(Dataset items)
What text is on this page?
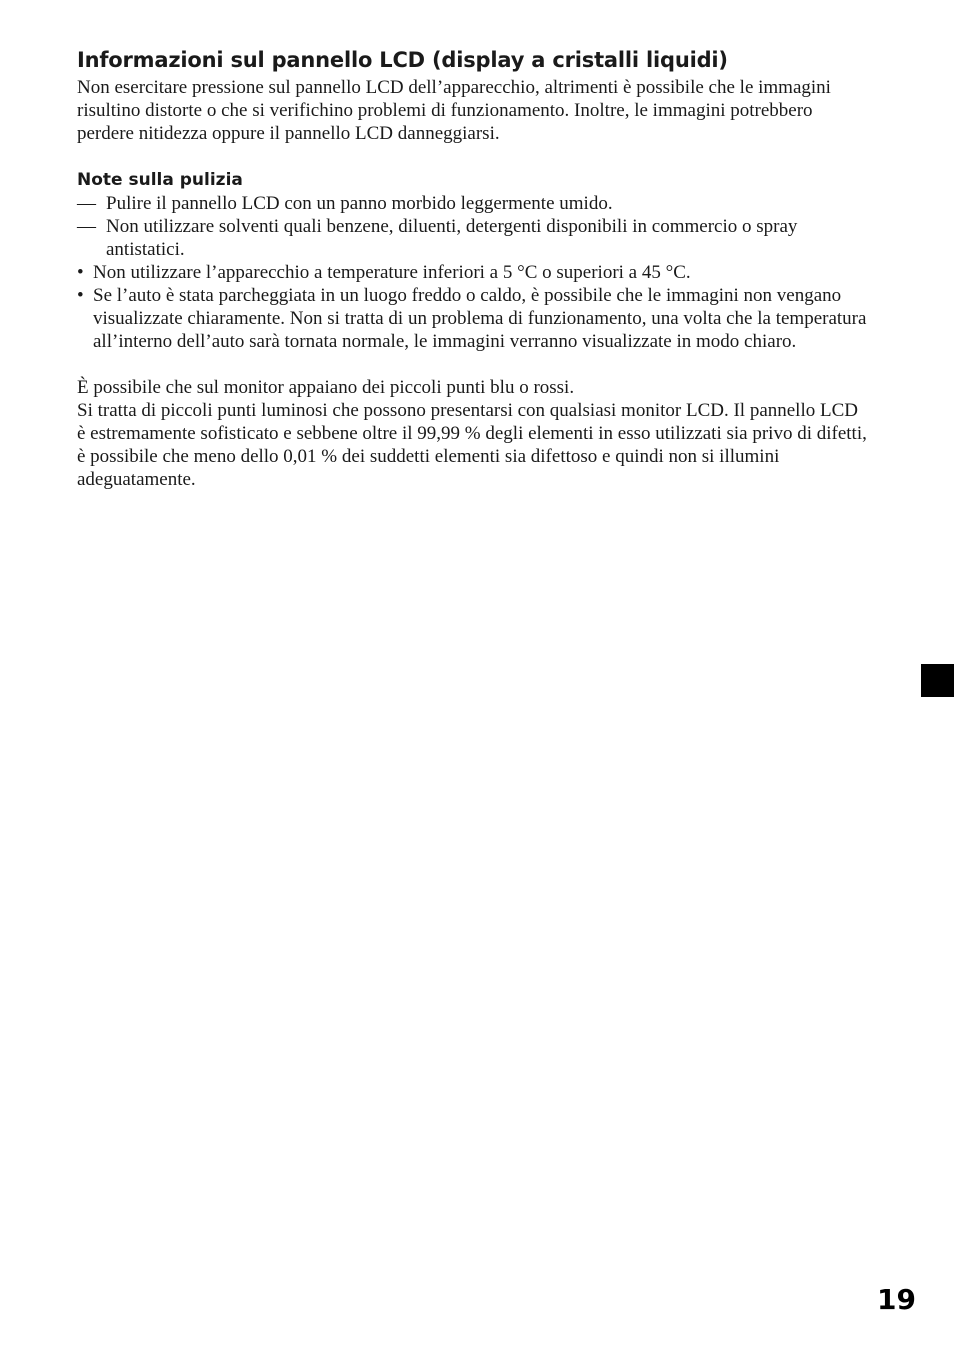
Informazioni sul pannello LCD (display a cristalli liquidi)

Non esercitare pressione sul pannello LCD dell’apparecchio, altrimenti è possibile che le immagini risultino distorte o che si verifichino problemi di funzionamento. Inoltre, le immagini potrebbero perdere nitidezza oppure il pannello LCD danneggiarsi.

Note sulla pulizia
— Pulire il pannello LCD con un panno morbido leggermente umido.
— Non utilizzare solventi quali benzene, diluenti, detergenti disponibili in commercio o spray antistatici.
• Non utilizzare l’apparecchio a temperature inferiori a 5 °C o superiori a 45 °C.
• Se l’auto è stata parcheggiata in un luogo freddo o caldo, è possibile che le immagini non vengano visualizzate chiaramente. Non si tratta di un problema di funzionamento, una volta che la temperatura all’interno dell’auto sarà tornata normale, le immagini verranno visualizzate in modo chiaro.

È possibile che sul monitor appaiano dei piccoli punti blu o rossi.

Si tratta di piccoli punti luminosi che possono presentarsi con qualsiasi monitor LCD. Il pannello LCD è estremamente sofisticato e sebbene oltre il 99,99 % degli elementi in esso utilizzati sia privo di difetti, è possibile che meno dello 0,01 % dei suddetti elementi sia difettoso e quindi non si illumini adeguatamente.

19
--
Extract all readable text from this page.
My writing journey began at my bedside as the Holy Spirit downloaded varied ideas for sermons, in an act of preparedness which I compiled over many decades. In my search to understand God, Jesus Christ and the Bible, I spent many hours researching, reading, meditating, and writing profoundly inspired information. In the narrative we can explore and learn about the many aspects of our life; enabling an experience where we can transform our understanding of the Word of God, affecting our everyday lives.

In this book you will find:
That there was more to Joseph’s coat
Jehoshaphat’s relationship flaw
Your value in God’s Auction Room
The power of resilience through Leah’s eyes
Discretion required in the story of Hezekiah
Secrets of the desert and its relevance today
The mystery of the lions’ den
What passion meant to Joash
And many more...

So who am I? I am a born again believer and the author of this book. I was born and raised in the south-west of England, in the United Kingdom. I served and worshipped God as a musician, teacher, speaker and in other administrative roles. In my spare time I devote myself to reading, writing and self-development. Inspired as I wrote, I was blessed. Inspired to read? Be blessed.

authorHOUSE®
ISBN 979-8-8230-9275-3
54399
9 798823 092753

• **THE EXERCISE**: Count how many lines above carry the word "more". Only the number is required.

• **WRITTEN ANSWER**: 2